§ TASK DESCRIPTION
Filter the records below for the word "jaar". Copy each line that holds it.

--- MATERIAL SUPPLIED ---

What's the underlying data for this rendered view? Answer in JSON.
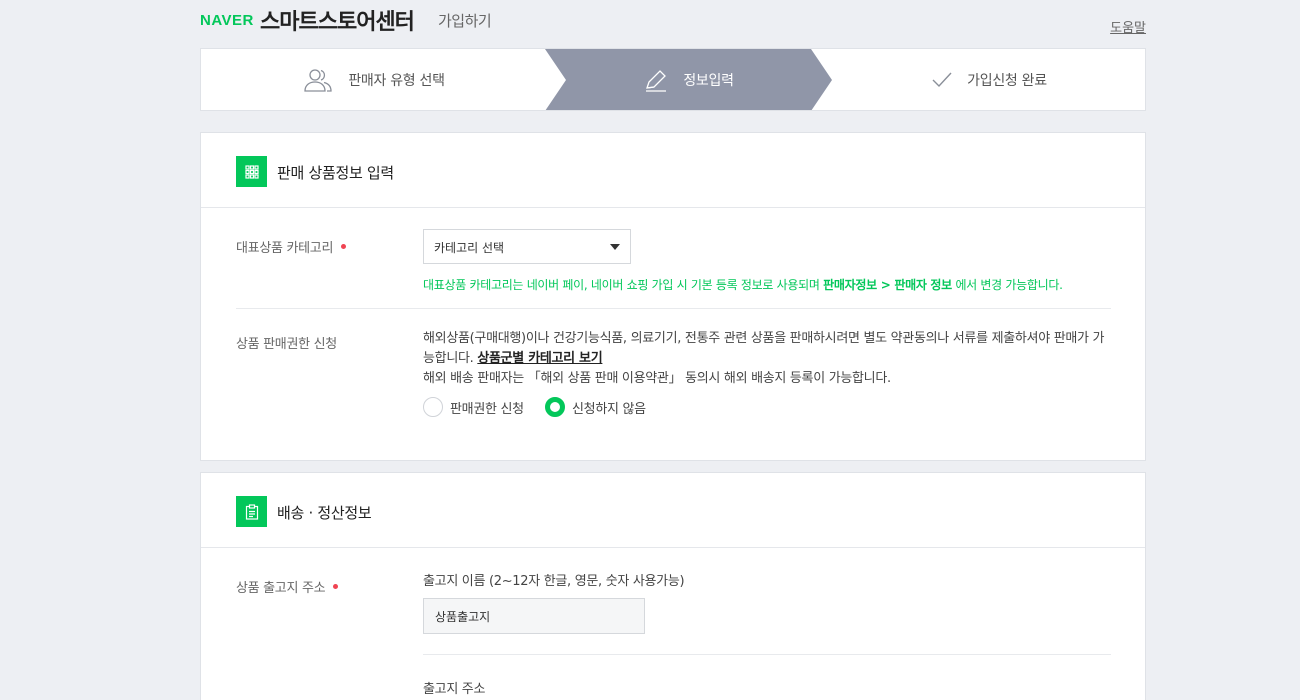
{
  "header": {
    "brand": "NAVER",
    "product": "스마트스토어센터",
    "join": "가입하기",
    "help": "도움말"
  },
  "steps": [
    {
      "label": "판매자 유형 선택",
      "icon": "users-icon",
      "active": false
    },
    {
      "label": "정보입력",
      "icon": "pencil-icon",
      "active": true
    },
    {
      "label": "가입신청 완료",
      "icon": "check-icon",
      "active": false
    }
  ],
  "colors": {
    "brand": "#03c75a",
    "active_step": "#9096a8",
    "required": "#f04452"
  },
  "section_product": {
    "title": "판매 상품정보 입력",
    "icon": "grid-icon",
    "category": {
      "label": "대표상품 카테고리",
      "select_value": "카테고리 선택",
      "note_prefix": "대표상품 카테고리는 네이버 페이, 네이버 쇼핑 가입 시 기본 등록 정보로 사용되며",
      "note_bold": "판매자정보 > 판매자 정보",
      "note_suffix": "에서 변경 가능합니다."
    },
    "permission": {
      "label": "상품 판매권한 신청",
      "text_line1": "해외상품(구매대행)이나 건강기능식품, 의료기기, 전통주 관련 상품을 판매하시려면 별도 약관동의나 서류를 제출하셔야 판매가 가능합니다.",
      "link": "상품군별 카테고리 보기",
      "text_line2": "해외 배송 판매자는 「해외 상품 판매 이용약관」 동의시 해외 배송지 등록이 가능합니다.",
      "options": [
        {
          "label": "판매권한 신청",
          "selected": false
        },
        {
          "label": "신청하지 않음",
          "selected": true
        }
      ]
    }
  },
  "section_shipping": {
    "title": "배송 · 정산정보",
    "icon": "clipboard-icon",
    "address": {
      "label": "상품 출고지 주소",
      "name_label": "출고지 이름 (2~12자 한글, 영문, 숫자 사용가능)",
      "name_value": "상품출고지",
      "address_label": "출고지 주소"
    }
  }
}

---
--- MATERIAL SUPPLIED ---

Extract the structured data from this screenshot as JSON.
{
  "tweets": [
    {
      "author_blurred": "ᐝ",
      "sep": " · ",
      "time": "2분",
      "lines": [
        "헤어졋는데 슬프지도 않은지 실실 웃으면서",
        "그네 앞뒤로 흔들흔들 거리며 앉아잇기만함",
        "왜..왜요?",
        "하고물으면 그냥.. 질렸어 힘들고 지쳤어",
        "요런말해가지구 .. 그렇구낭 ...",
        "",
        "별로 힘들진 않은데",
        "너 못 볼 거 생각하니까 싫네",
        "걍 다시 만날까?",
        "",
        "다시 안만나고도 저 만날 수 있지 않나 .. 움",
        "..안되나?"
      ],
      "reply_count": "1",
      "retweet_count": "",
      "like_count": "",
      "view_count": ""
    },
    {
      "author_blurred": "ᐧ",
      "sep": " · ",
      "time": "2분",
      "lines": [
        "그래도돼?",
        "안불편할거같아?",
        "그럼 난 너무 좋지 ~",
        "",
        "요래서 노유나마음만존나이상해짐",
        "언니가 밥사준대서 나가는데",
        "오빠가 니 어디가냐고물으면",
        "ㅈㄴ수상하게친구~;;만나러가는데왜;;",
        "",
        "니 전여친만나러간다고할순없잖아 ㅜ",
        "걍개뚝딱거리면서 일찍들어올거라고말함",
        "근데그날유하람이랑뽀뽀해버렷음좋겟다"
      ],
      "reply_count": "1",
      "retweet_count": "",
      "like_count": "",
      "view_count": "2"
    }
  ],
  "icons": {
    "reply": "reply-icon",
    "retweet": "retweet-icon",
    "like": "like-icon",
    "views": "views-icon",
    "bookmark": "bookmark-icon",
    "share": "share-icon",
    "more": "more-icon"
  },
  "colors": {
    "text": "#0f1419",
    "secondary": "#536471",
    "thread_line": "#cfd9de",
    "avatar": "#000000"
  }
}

---
--- MATERIAL SUPPLIED ---

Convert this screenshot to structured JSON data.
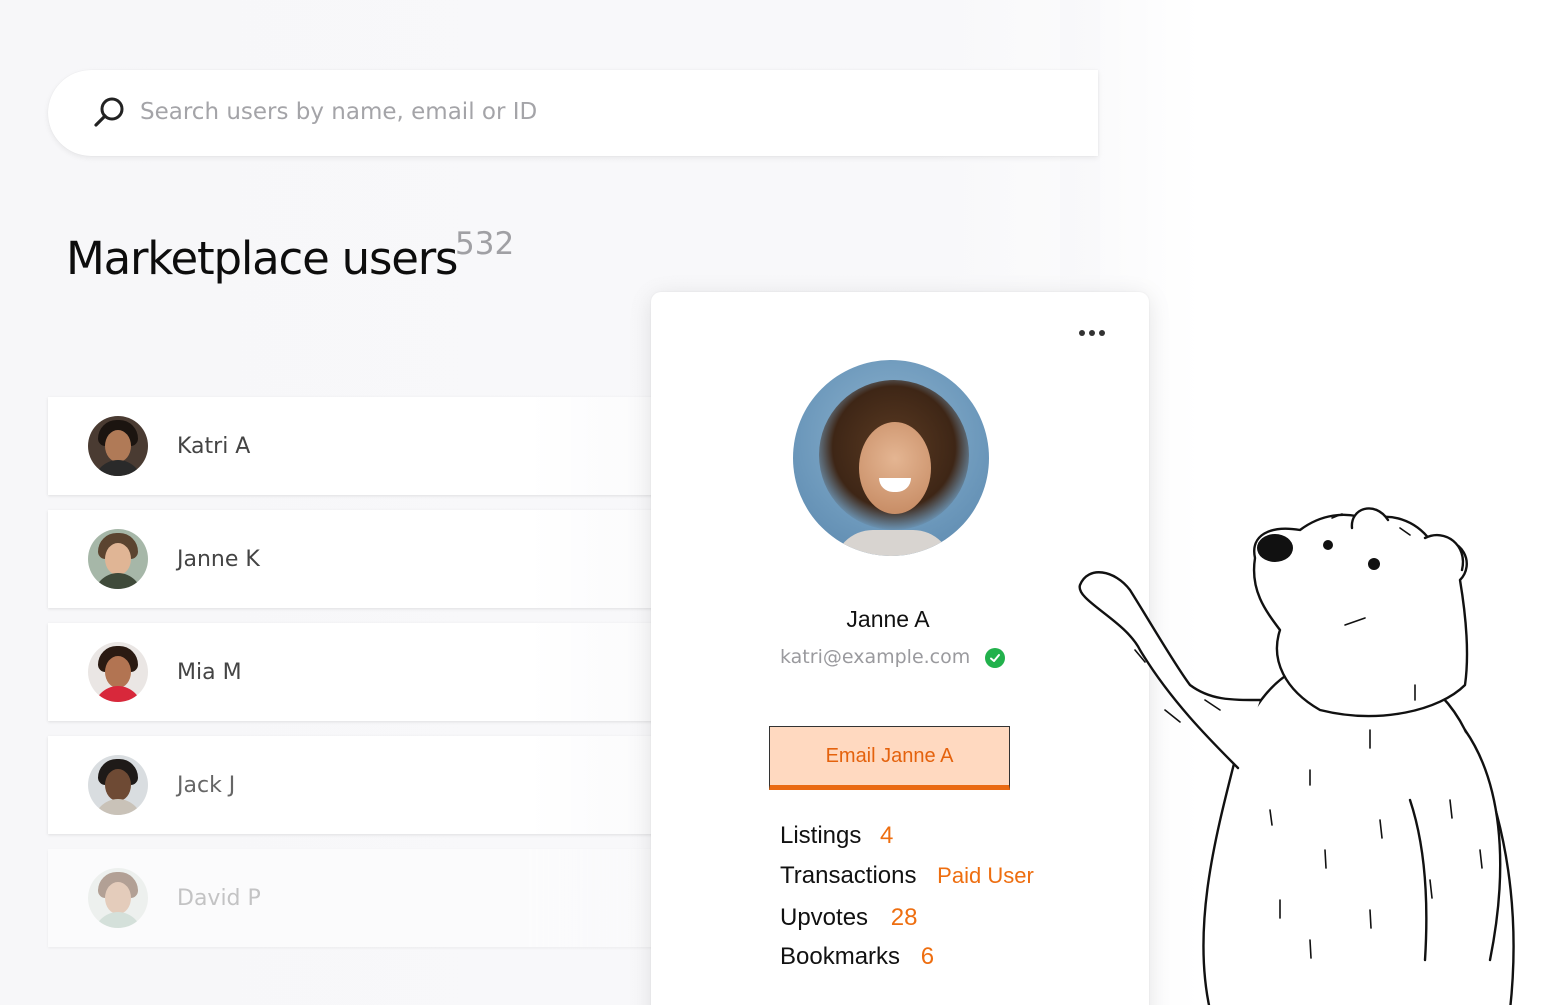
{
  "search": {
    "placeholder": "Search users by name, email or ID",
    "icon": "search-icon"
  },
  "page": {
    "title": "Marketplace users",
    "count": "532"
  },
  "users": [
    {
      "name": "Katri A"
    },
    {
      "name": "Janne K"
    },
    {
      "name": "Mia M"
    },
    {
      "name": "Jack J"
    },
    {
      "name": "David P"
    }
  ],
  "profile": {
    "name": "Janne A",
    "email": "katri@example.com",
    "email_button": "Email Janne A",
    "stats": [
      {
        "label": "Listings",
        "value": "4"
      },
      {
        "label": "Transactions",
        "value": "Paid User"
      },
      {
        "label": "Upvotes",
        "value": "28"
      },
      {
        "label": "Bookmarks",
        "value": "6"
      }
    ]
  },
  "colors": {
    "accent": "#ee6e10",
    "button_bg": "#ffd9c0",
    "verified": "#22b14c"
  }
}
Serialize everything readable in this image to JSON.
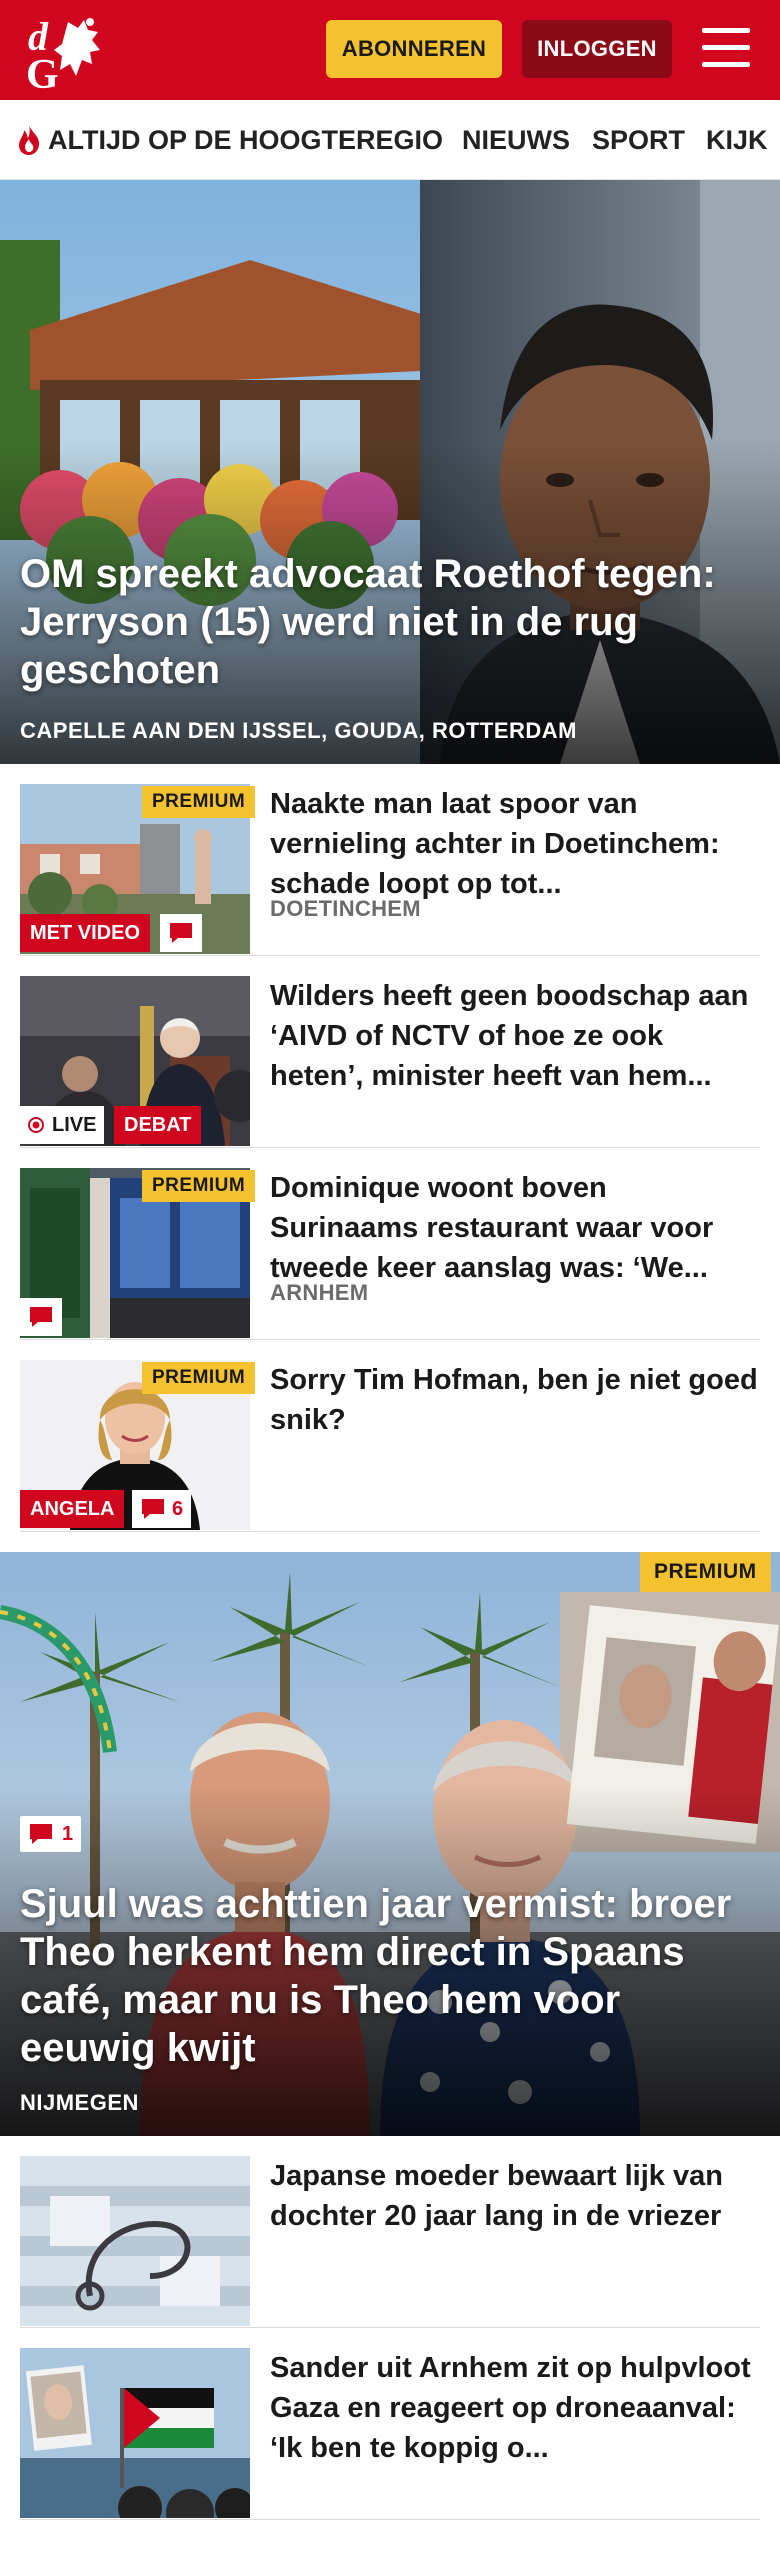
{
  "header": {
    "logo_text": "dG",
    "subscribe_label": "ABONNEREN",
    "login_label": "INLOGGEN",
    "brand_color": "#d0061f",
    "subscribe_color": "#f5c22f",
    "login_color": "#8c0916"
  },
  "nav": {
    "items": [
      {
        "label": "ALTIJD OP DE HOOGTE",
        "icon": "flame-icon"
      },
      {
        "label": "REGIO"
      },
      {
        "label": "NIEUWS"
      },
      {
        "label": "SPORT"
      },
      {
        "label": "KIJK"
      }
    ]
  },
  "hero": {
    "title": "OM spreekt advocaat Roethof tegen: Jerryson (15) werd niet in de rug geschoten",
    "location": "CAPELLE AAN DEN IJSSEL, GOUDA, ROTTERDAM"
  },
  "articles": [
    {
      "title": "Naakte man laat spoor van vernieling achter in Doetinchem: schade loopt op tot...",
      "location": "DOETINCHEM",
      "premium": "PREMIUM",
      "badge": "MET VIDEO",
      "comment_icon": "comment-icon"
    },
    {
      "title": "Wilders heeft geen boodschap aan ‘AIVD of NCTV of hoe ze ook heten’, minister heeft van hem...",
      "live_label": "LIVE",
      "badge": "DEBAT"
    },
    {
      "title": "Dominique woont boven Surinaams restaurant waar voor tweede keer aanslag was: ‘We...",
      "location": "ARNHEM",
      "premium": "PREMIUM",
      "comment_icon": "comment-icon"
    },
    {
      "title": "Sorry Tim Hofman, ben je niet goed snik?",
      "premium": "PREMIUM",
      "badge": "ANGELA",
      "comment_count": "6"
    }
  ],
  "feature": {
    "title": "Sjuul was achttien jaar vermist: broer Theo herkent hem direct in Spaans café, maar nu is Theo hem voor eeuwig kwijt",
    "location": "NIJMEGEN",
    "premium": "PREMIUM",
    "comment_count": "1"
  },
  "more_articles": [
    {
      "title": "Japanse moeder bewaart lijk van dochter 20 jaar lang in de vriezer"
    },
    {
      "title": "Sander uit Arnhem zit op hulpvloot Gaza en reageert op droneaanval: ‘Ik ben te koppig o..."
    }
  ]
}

---

§ THE RESPONSE
    "title": "Sjuul was achttien jaar vermist: broer Theo herkent hem direct in Spaans café, maar nu is Theo hem voor eeuwig kwijt",
      "title": "Japanse moeder bewaart lijk van dochter 20 jaar lang in de vriezer"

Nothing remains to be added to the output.